> _SET EXERCISE_
Will you write out all the entries below exactly?

Start of INPUT DATA

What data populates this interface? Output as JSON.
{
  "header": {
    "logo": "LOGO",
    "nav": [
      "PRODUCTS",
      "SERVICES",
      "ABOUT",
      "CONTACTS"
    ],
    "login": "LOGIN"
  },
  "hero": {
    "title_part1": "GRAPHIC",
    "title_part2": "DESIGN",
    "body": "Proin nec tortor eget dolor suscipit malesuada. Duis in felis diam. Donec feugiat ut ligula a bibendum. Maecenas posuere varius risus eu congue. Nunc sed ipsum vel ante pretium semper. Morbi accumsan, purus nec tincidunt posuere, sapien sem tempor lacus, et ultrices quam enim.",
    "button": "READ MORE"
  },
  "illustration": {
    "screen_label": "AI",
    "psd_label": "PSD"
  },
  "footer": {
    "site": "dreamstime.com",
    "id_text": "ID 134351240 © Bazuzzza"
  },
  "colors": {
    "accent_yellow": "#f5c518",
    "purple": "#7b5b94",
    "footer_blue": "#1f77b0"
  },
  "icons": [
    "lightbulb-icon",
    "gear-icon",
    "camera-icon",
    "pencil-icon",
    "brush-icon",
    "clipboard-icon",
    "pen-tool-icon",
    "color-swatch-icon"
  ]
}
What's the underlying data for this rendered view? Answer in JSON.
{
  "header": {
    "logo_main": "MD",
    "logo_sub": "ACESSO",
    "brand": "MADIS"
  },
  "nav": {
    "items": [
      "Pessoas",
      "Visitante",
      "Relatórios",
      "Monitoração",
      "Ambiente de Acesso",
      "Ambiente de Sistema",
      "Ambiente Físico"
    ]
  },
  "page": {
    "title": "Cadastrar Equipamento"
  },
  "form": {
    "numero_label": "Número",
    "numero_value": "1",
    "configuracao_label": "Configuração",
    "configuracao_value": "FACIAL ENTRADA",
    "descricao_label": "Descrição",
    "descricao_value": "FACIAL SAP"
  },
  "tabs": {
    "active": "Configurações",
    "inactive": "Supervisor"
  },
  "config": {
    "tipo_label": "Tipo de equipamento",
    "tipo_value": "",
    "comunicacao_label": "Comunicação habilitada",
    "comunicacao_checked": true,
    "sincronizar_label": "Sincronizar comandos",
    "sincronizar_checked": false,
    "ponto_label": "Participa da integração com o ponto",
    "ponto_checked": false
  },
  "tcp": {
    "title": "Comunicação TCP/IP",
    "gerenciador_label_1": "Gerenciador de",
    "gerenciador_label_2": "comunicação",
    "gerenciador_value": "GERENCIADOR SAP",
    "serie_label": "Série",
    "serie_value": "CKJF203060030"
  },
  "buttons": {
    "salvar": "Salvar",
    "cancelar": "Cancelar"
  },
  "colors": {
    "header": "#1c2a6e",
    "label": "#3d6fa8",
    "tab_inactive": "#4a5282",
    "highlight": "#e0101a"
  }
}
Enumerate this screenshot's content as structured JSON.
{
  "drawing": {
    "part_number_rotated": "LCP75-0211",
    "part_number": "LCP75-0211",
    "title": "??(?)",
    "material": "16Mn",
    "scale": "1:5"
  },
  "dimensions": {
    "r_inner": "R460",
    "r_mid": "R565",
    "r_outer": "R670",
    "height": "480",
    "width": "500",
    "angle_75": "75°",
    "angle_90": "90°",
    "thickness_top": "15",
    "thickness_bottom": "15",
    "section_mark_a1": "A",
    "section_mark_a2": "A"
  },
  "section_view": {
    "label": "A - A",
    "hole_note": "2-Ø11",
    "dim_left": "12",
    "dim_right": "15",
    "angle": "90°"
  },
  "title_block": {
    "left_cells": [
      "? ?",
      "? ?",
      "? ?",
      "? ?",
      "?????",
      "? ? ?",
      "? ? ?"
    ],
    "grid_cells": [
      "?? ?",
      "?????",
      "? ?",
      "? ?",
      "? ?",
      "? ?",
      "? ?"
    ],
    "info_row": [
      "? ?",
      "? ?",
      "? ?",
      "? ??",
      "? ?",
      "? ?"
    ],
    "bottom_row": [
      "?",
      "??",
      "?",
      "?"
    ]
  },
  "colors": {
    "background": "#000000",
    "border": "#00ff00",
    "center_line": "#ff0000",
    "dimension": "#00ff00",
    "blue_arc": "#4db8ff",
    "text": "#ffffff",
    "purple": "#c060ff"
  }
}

End of INPUT DATA

> _RESPONSE FOR THIS EXERCISE_
What data populates this interface? Output as JSON.
{
  "header": {
    "logo": "LOGO",
    "nav": [
      "PRODUCTS",
      "SERVICES",
      "ABOUT",
      "CONTACTS"
    ],
    "login": "LOGIN"
  },
  "hero": {
    "title_part1": "GRAPHIC",
    "title_part2": "DESIGN",
    "body": "Proin nec tortor eget dolor suscipit malesuada. Duis in felis diam. Donec feugiat ut ligula a bibendum. Maecenas posuere varius risus eu congue. Nunc sed ipsum vel ante pretium semper. Morbi accumsan, purus nec tincidunt posuere, sapien sem tempor lacus, et ultrices quam enim.",
    "button": "READ MORE"
  },
  "illustration": {
    "screen_label": "AI",
    "psd_label": "PSD"
  },
  "footer": {
    "site": "dreamstime.com",
    "id_text": "ID 134351240 © Bazuzzza"
  },
  "colors": {
    "accent_yellow": "#f5c518",
    "purple": "#7b5b94",
    "footer_blue": "#1f77b0"
  },
  "icons": [
    "lightbulb-icon",
    "gear-icon",
    "camera-icon",
    "pencil-icon",
    "brush-icon",
    "clipboard-icon",
    "pen-tool-icon",
    "color-swatch-icon"
  ]
}
What's the underlying data for this rendered view? Answer in JSON.
{
  "header": {
    "logo_main": "MD",
    "logo_sub": "ACESSO",
    "brand": "MADIS"
  },
  "nav": {
    "items": [
      "Pessoas",
      "Visitante",
      "Relatórios",
      "Monitoração",
      "Ambiente de Acesso",
      "Ambiente de Sistema",
      "Ambiente Físico"
    ]
  },
  "page": {
    "title": "Cadastrar Equipamento"
  },
  "form": {
    "numero_label": "Número",
    "numero_value": "1",
    "configuracao_label": "Configuração",
    "configuracao_value": "FACIAL ENTRADA",
    "descricao_label": "Descrição",
    "descricao_value": "FACIAL SAP"
  },
  "tabs": {
    "active": "Configurações",
    "inactive": "Supervisor"
  },
  "config": {
    "tipo_label": "Tipo de equipamento",
    "tipo_value": "",
    "comunicacao_label": "Comunicação habilitada",
    "comunicacao_checked": true,
    "sincronizar_label": "Sincronizar comandos",
    "sincronizar_checked": false,
    "ponto_label": "Participa da integração com o ponto",
    "ponto_checked": false
  },
  "tcp": {
    "title": "Comunicação TCP/IP",
    "gerenciador_label_1": "Gerenciador de",
    "gerenciador_label_2": "comunicação",
    "gerenciador_value": "GERENCIADOR SAP",
    "serie_label": "Série",
    "serie_value": "CKJF203060030"
  },
  "buttons": {
    "salvar": "Salvar",
    "cancelar": "Cancelar"
  },
  "colors": {
    "header": "#1c2a6e",
    "label": "#3d6fa8",
    "tab_inactive": "#4a5282",
    "highlight": "#e0101a"
  }
}
Enumerate this screenshot's content as structured JSON.
{
  "drawing": {
    "part_number_rotated": "LCP75-0211",
    "part_number": "LCP75-0211",
    "title": "??(?)",
    "material": "16Mn",
    "scale": "1:5"
  },
  "dimensions": {
    "r_inner": "R460",
    "r_mid": "R565",
    "r_outer": "R670",
    "height": "480",
    "width": "500",
    "angle_75": "75°",
    "angle_90": "90°",
    "thickness_top": "15",
    "thickness_bottom": "15",
    "section_mark_a1": "A",
    "section_mark_a2": "A"
  },
  "section_view": {
    "label": "A - A",
    "hole_note": "2-Ø11",
    "dim_left": "12",
    "dim_right": "15",
    "angle": "90°"
  },
  "title_block": {
    "left_cells": [
      "? ?",
      "? ?",
      "? ?",
      "? ?",
      "?????",
      "? ? ?",
      "? ? ?"
    ],
    "grid_cells": [
      "?? ?",
      "?????",
      "? ?",
      "? ?",
      "? ?",
      "? ?",
      "? ?"
    ],
    "info_row": [
      "? ?",
      "? ?",
      "? ?",
      "? ??",
      "? ?",
      "? ?"
    ],
    "bottom_row": [
      "?",
      "??",
      "?",
      "?"
    ]
  },
  "colors": {
    "background": "#000000",
    "border": "#00ff00",
    "center_line": "#ff0000",
    "dimension": "#00ff00",
    "blue_arc": "#4db8ff",
    "text": "#ffffff",
    "purple": "#c060ff"
  }
}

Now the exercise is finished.